Required work => Leave out the pictures and restate the rest of the data exactly.

Supplied entries =>
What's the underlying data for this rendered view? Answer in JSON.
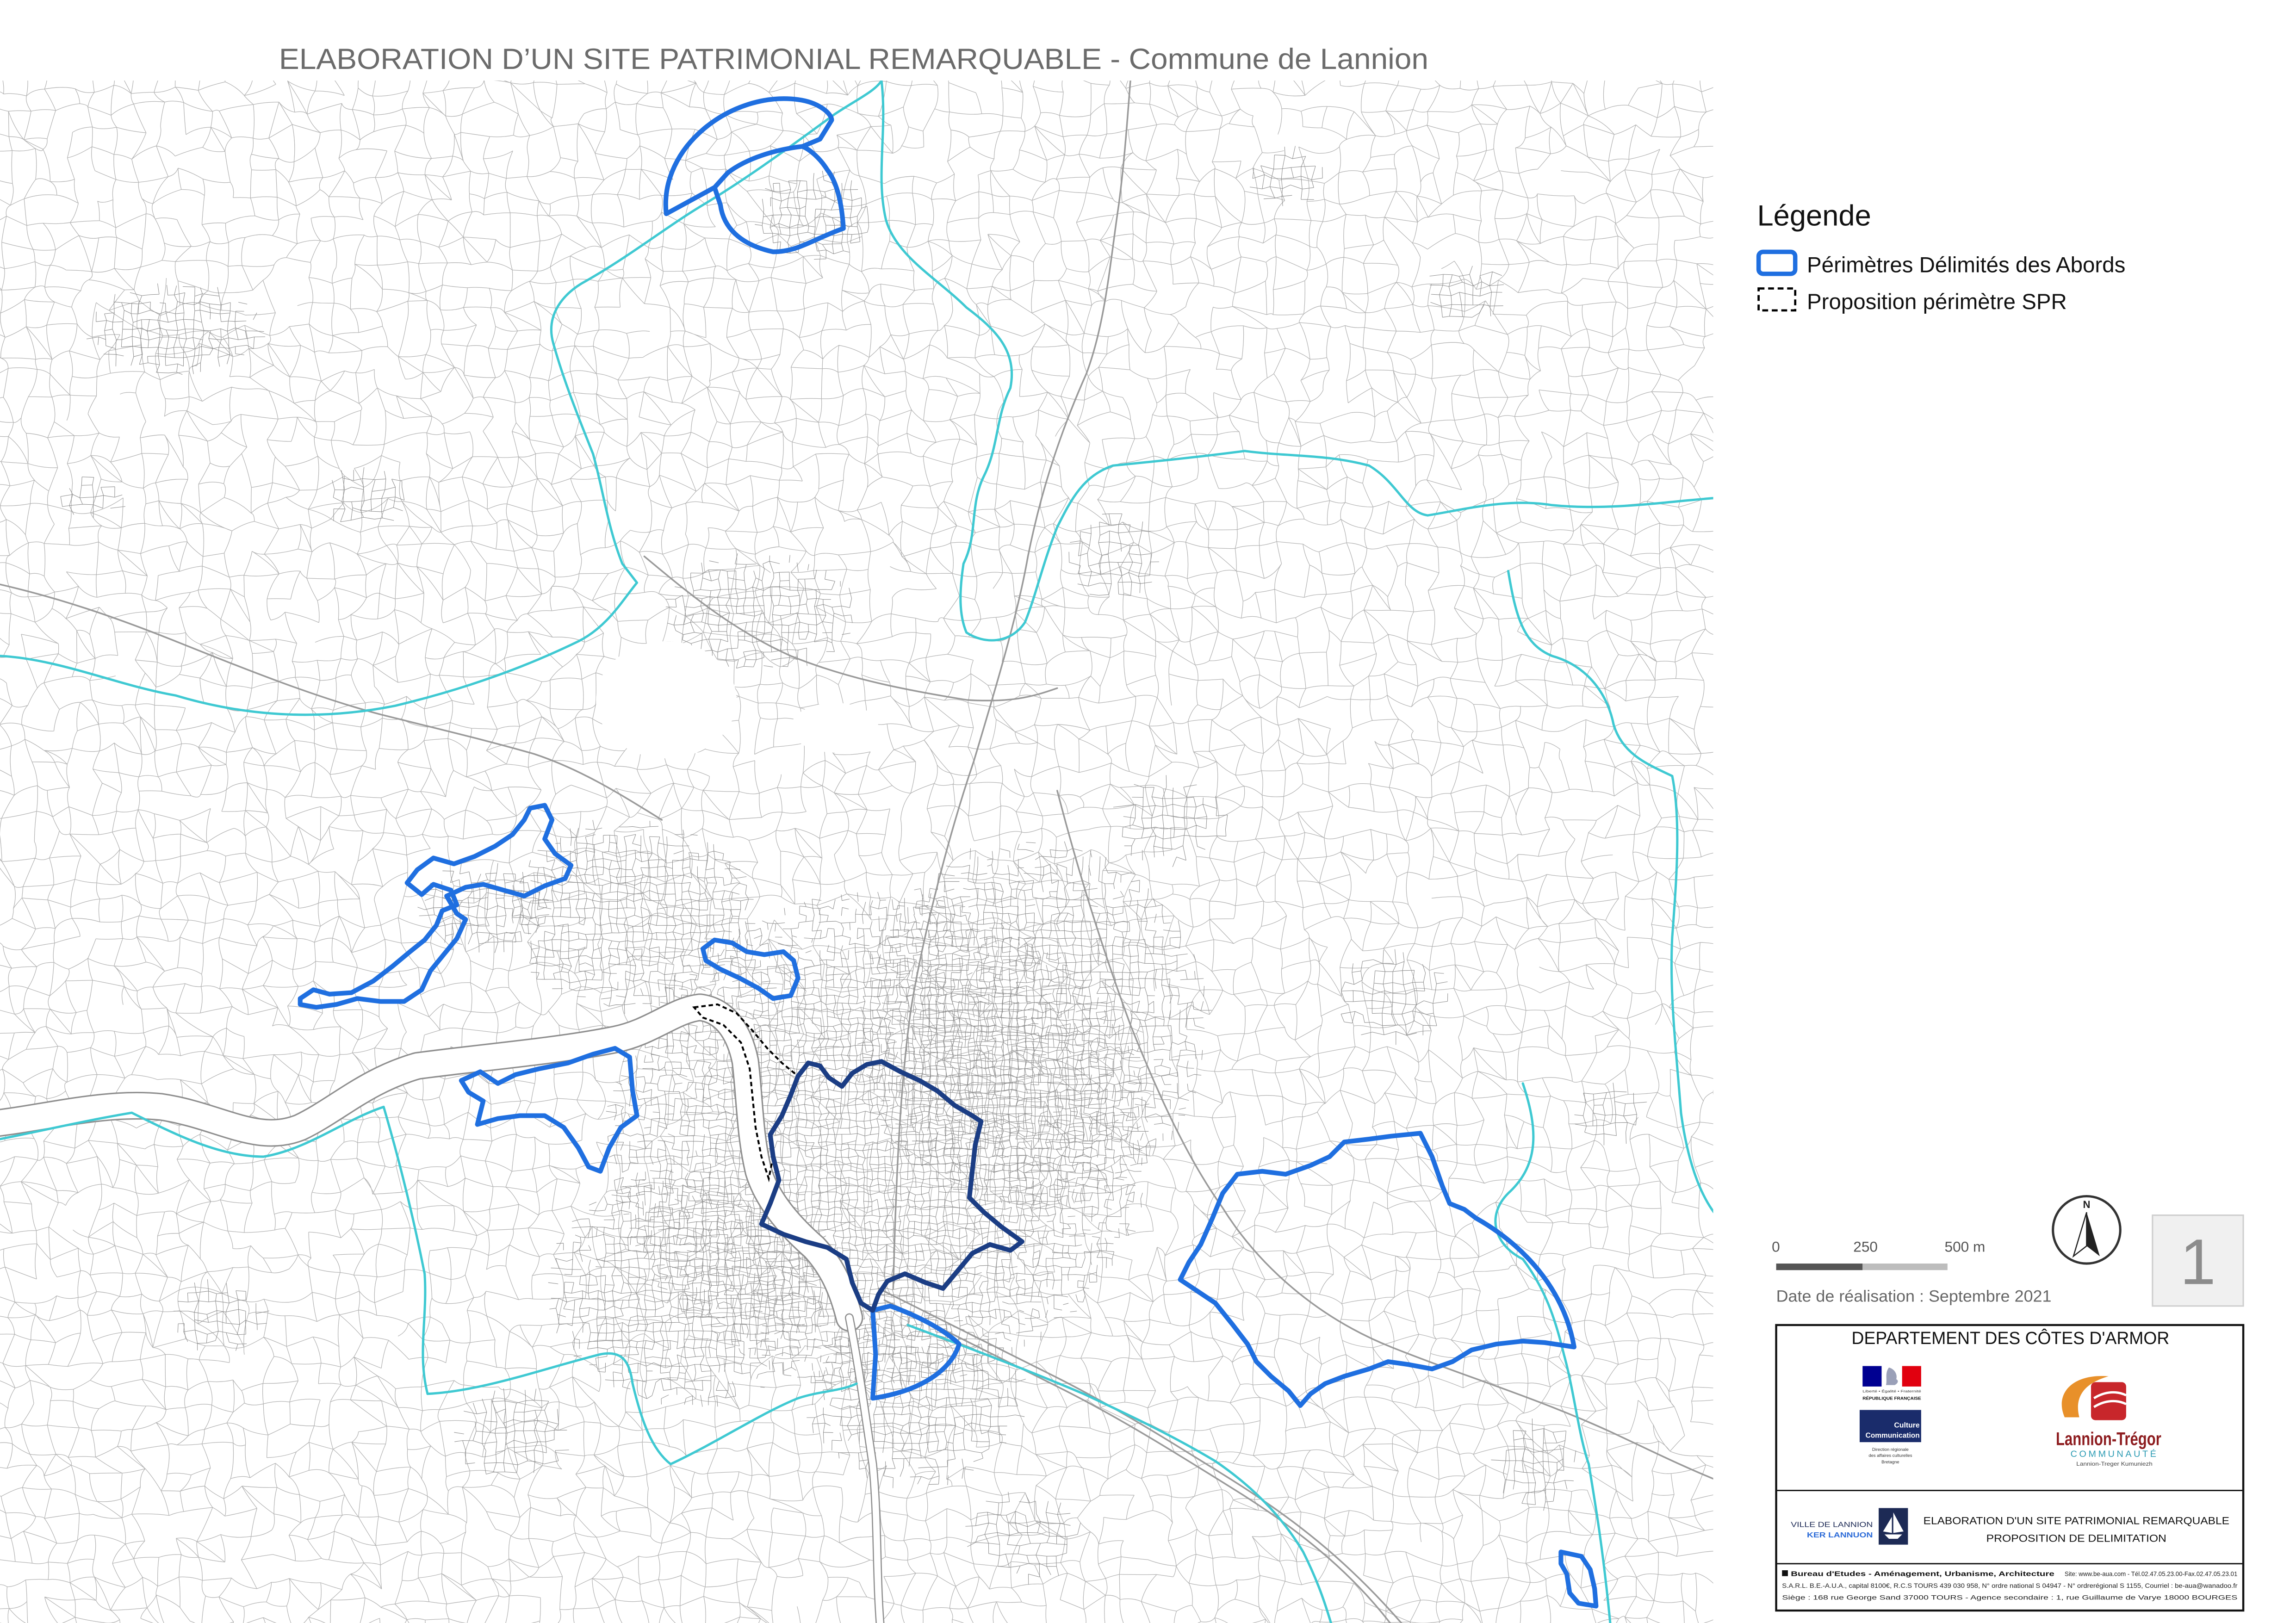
{
  "title": "ELABORATION D’UN SITE PATRIMONIAL REMARQUABLE - Commune de Lannion",
  "legend": {
    "heading": "Légende",
    "items": [
      {
        "label": "Périmètres Délimités des Abords",
        "color": "#1f6fe0"
      },
      {
        "label": "Proposition périmètre SPR",
        "color": "#000000"
      }
    ]
  },
  "map": {
    "colors": {
      "abords_perimeter": "#1f6fe0",
      "central_perimeter": "#1b3d84",
      "spr_perimeter": "#000000",
      "commune_boundary": "#3fc9d2",
      "parcels": "#b0b0b0"
    }
  },
  "scale_bar": {
    "labels": [
      "0",
      "250",
      "500 m"
    ]
  },
  "date": "Date de réalisation : Septembre 2021",
  "north_arrow": {
    "label": "N",
    "icon": "north-arrow-icon"
  },
  "sheet_number": "1",
  "cartouche": {
    "department": "DEPARTEMENT DES CÔTES D'ARMOR",
    "logos": {
      "republique": {
        "motto": "Liberté • Égalité • Fraternité",
        "name": "RÉPUBLIQUE FRANÇAISE",
        "icon": "marianne-logo-icon"
      },
      "culture": {
        "line1": "Culture",
        "line2": "Communication",
        "caption": [
          "Direction régionale",
          "des affaires culturelles",
          "Bretagne"
        ],
        "icon": "culture-logo-icon"
      },
      "lannion_tregor": {
        "name": "Lannion-Trégor",
        "sub": "COMMUNAUTÉ",
        "breton": "Lannion-Treger Kumuniezh",
        "icon": "lannion-tregor-logo-icon"
      },
      "ville": {
        "name": "VILLE DE LANNION",
        "breton": "KER LANNUON",
        "icon": "ville-lannion-emblem-icon"
      }
    },
    "project_title": "ELABORATION D'UN SITE PATRIMONIAL REMARQUABLE",
    "project_subtitle": "PROPOSITION DE DELIMITATION",
    "office": {
      "name": "Bureau d'Etudes - Aménagement, Urbanisme, Architecture",
      "contact": "Site: www.be-aua.com - Tél.02.47.05.23.00-Fax.02.47.05.23.01",
      "legal": "S.A.R.L. B.E.-A.U.A., capital 8100€, R.C.S TOURS 439 030 958, N° ordre national S 04947 - N° ordrerégional S 1155, Courriel : be-aua@wanadoo.fr",
      "address": "Siège : 168 rue George Sand 37000 TOURS - Agence secondaire : 1, rue Guillaume de Varye 18000 BOURGES"
    }
  }
}
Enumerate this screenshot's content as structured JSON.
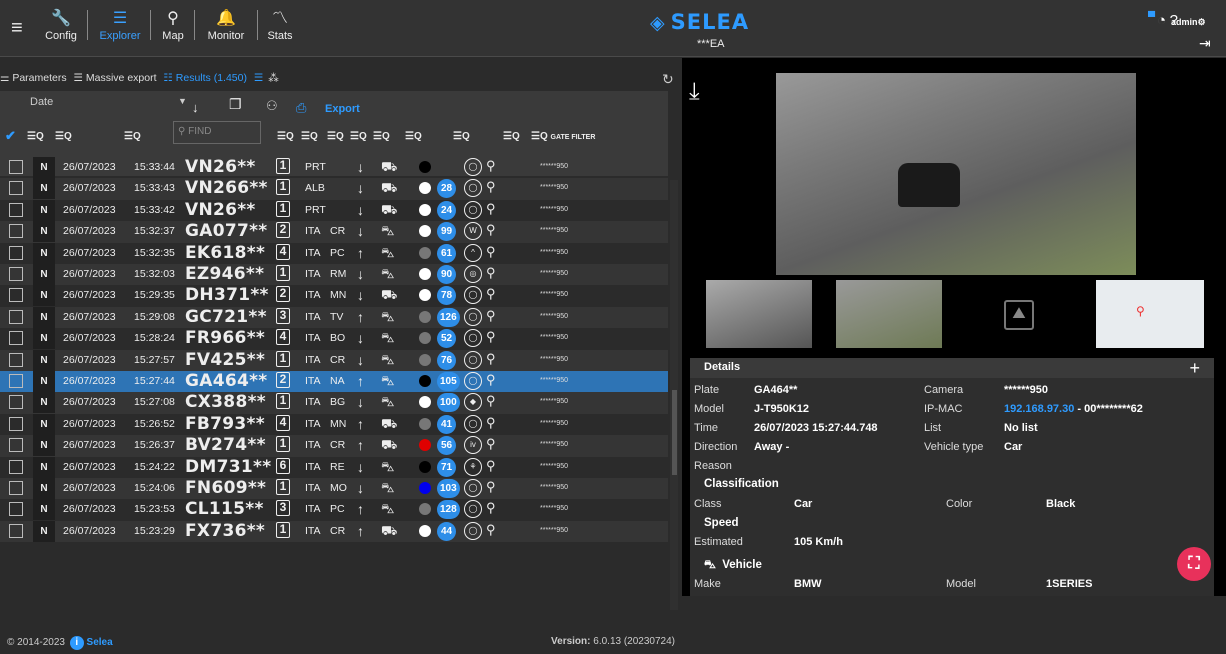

Result of this exercise =>
What's the underlying data for this rendered view? Answer in JSON.
{
  "title": "ELABORATION D’UN SITE PATRIMONIAL REMARQUABLE - Commune de Lannion",
  "legend": {
    "heading": "Légende",
    "items": [
      {
        "label": "Périmètres Délimités des Abords",
        "color": "#1f6fe0"
      },
      {
        "label": "Proposition périmètre SPR",
        "color": "#000000"
      }
    ]
  },
  "map": {
    "colors": {
      "abords_perimeter": "#1f6fe0",
      "central_perimeter": "#1b3d84",
      "spr_perimeter": "#000000",
      "commune_boundary": "#3fc9d2",
      "parcels": "#b0b0b0"
    }
  },
  "scale_bar": {
    "labels": [
      "0",
      "250",
      "500 m"
    ]
  },
  "date": "Date de réalisation : Septembre 2021",
  "north_arrow": {
    "label": "N",
    "icon": "north-arrow-icon"
  },
  "sheet_number": "1",
  "cartouche": {
    "department": "DEPARTEMENT DES CÔTES D'ARMOR",
    "logos": {
      "republique": {
        "motto": "Liberté • Égalité • Fraternité",
        "name": "RÉPUBLIQUE FRANÇAISE",
        "icon": "marianne-logo-icon"
      },
      "culture": {
        "line1": "Culture",
        "line2": "Communication",
        "caption": [
          "Direction régionale",
          "des affaires culturelles",
          "Bretagne"
        ],
        "icon": "culture-logo-icon"
      },
      "lannion_tregor": {
        "name": "Lannion-Trégor",
        "sub": "COMMUNAUTÉ",
        "breton": "Lannion-Treger Kumuniezh",
        "icon": "lannion-tregor-logo-icon"
      },
      "ville": {
        "name": "VILLE DE LANNION",
        "breton": "KER LANNUON",
        "icon": "ville-lannion-emblem-icon"
      }
    },
    "project_title": "ELABORATION D'UN SITE PATRIMONIAL REMARQUABLE",
    "project_subtitle": "PROPOSITION DE DELIMITATION",
    "office": {
      "name": "Bureau d'Etudes - Aménagement, Urbanisme, Architecture",
      "contact": "Site: www.be-aua.com - Tél.02.47.05.23.00-Fax.02.47.05.23.01",
      "legal": "S.A.R.L. B.E.-A.U.A., capital 8100€, R.C.S TOURS 439 030 958, N° ordre national S 04947 - N° ordrerégional S 1155, Courriel : be-aua@wanadoo.fr",
      "address": "Siège : 168 rue George Sand 37000 TOURS - Agence secondaire : 1, rue Guillaume de Varye 18000 BOURGES"
    }
  }
}
Enumerate this screenshot's content as structured JSON.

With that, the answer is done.